• [What the task requires]: Read the data and repeat all of it exactly.

• [Record set]:
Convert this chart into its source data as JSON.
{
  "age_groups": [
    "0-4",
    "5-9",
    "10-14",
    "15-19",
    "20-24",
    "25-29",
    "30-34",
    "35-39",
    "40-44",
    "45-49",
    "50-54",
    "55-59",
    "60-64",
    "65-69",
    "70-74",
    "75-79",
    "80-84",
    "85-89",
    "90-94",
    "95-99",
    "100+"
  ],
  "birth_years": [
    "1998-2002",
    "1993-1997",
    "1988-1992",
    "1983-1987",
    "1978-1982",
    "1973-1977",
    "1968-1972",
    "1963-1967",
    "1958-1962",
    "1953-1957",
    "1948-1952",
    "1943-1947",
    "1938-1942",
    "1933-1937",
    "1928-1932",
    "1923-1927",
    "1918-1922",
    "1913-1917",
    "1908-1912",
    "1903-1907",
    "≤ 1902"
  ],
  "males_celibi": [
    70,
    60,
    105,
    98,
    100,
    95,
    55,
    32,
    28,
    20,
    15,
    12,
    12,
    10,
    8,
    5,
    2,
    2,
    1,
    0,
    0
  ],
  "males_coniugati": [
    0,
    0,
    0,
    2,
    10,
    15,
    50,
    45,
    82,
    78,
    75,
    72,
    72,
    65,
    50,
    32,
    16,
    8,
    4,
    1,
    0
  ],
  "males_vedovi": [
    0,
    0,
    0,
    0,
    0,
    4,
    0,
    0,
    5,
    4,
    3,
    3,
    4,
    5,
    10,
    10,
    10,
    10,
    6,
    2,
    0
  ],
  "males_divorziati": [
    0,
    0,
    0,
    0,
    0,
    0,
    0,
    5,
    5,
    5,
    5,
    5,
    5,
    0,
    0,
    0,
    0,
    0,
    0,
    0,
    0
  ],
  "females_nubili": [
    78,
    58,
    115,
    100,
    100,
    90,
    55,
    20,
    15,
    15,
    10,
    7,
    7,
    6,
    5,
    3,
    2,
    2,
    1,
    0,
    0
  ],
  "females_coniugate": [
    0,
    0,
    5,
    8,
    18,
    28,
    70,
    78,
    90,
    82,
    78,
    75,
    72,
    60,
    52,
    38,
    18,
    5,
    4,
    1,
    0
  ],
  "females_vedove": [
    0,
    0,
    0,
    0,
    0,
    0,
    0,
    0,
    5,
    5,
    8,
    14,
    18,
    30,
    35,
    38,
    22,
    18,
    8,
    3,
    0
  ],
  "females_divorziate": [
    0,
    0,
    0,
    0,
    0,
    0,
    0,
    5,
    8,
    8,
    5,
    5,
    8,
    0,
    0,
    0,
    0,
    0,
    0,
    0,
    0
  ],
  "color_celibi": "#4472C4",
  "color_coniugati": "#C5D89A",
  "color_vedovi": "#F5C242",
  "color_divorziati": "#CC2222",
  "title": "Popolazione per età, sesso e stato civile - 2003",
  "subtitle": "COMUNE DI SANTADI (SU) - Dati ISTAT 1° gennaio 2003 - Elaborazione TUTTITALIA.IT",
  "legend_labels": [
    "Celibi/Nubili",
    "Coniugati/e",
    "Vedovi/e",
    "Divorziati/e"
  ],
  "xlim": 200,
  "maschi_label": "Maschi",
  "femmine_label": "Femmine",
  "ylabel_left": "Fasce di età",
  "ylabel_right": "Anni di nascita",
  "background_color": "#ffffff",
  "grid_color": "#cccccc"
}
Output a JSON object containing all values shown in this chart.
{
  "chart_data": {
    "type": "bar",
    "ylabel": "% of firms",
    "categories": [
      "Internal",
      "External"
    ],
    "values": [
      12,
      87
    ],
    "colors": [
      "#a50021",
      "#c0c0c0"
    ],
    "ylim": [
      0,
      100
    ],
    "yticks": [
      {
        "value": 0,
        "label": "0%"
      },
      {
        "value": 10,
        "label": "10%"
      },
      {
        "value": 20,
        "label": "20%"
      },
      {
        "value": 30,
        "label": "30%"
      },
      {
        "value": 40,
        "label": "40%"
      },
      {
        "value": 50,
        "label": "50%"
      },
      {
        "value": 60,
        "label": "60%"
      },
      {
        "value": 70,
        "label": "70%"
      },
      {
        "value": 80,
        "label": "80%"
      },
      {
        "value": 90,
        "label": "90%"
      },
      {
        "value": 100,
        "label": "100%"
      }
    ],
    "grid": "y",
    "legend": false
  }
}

• [Result for this exercise]:
Convert this chart into its source data as JSON.
{
  "age_groups": [
    "0-4",
    "5-9",
    "10-14",
    "15-19",
    "20-24",
    "25-29",
    "30-34",
    "35-39",
    "40-44",
    "45-49",
    "50-54",
    "55-59",
    "60-64",
    "65-69",
    "70-74",
    "75-79",
    "80-84",
    "85-89",
    "90-94",
    "95-99",
    "100+"
  ],
  "birth_years": [
    "1998-2002",
    "1993-1997",
    "1988-1992",
    "1983-1987",
    "1978-1982",
    "1973-1977",
    "1968-1972",
    "1963-1967",
    "1958-1962",
    "1953-1957",
    "1948-1952",
    "1943-1947",
    "1938-1942",
    "1933-1937",
    "1928-1932",
    "1923-1927",
    "1918-1922",
    "1913-1917",
    "1908-1912",
    "1903-1907",
    "≤ 1902"
  ],
  "males_celibi": [
    70,
    60,
    105,
    98,
    100,
    95,
    55,
    32,
    28,
    20,
    15,
    12,
    12,
    10,
    8,
    5,
    2,
    2,
    1,
    0,
    0
  ],
  "males_coniugati": [
    0,
    0,
    0,
    2,
    10,
    15,
    50,
    45,
    82,
    78,
    75,
    72,
    72,
    65,
    50,
    32,
    16,
    8,
    4,
    1,
    0
  ],
  "males_vedovi": [
    0,
    0,
    0,
    0,
    0,
    4,
    0,
    0,
    5,
    4,
    3,
    3,
    4,
    5,
    10,
    10,
    10,
    10,
    6,
    2,
    0
  ],
  "males_divorziati": [
    0,
    0,
    0,
    0,
    0,
    0,
    0,
    5,
    5,
    5,
    5,
    5,
    5,
    0,
    0,
    0,
    0,
    0,
    0,
    0,
    0
  ],
  "females_nubili": [
    78,
    58,
    115,
    100,
    100,
    90,
    55,
    20,
    15,
    15,
    10,
    7,
    7,
    6,
    5,
    3,
    2,
    2,
    1,
    0,
    0
  ],
  "females_coniugate": [
    0,
    0,
    5,
    8,
    18,
    28,
    70,
    78,
    90,
    82,
    78,
    75,
    72,
    60,
    52,
    38,
    18,
    5,
    4,
    1,
    0
  ],
  "females_vedove": [
    0,
    0,
    0,
    0,
    0,
    0,
    0,
    0,
    5,
    5,
    8,
    14,
    18,
    30,
    35,
    38,
    22,
    18,
    8,
    3,
    0
  ],
  "females_divorziate": [
    0,
    0,
    0,
    0,
    0,
    0,
    0,
    5,
    8,
    8,
    5,
    5,
    8,
    0,
    0,
    0,
    0,
    0,
    0,
    0,
    0
  ],
  "color_celibi": "#4472C4",
  "color_coniugati": "#C5D89A",
  "color_vedovi": "#F5C242",
  "color_divorziati": "#CC2222",
  "title": "Popolazione per età, sesso e stato civile - 2003",
  "subtitle": "COMUNE DI SANTADI (SU) - Dati ISTAT 1° gennaio 2003 - Elaborazione TUTTITALIA.IT",
  "legend_labels": [
    "Celibi/Nubili",
    "Coniugati/e",
    "Vedovi/e",
    "Divorziati/e"
  ],
  "xlim": 200,
  "maschi_label": "Maschi",
  "femmine_label": "Femmine",
  "ylabel_left": "Fasce di età",
  "ylabel_right": "Anni di nascita",
  "background_color": "#ffffff",
  "grid_color": "#cccccc"
}
Output a JSON object containing all values shown in this chart.
{
  "chart_data": {
    "type": "bar",
    "ylabel": "% of firms",
    "categories": [
      "Internal",
      "External"
    ],
    "values": [
      12,
      87
    ],
    "colors": [
      "#a50021",
      "#c0c0c0"
    ],
    "ylim": [
      0,
      100
    ],
    "yticks": [
      {
        "value": 0,
        "label": "0%"
      },
      {
        "value": 10,
        "label": "10%"
      },
      {
        "value": 20,
        "label": "20%"
      },
      {
        "value": 30,
        "label": "30%"
      },
      {
        "value": 40,
        "label": "40%"
      },
      {
        "value": 50,
        "label": "50%"
      },
      {
        "value": 60,
        "label": "60%"
      },
      {
        "value": 70,
        "label": "70%"
      },
      {
        "value": 80,
        "label": "80%"
      },
      {
        "value": 90,
        "label": "90%"
      },
      {
        "value": 100,
        "label": "100%"
      }
    ],
    "grid": "y",
    "legend": false
  }
}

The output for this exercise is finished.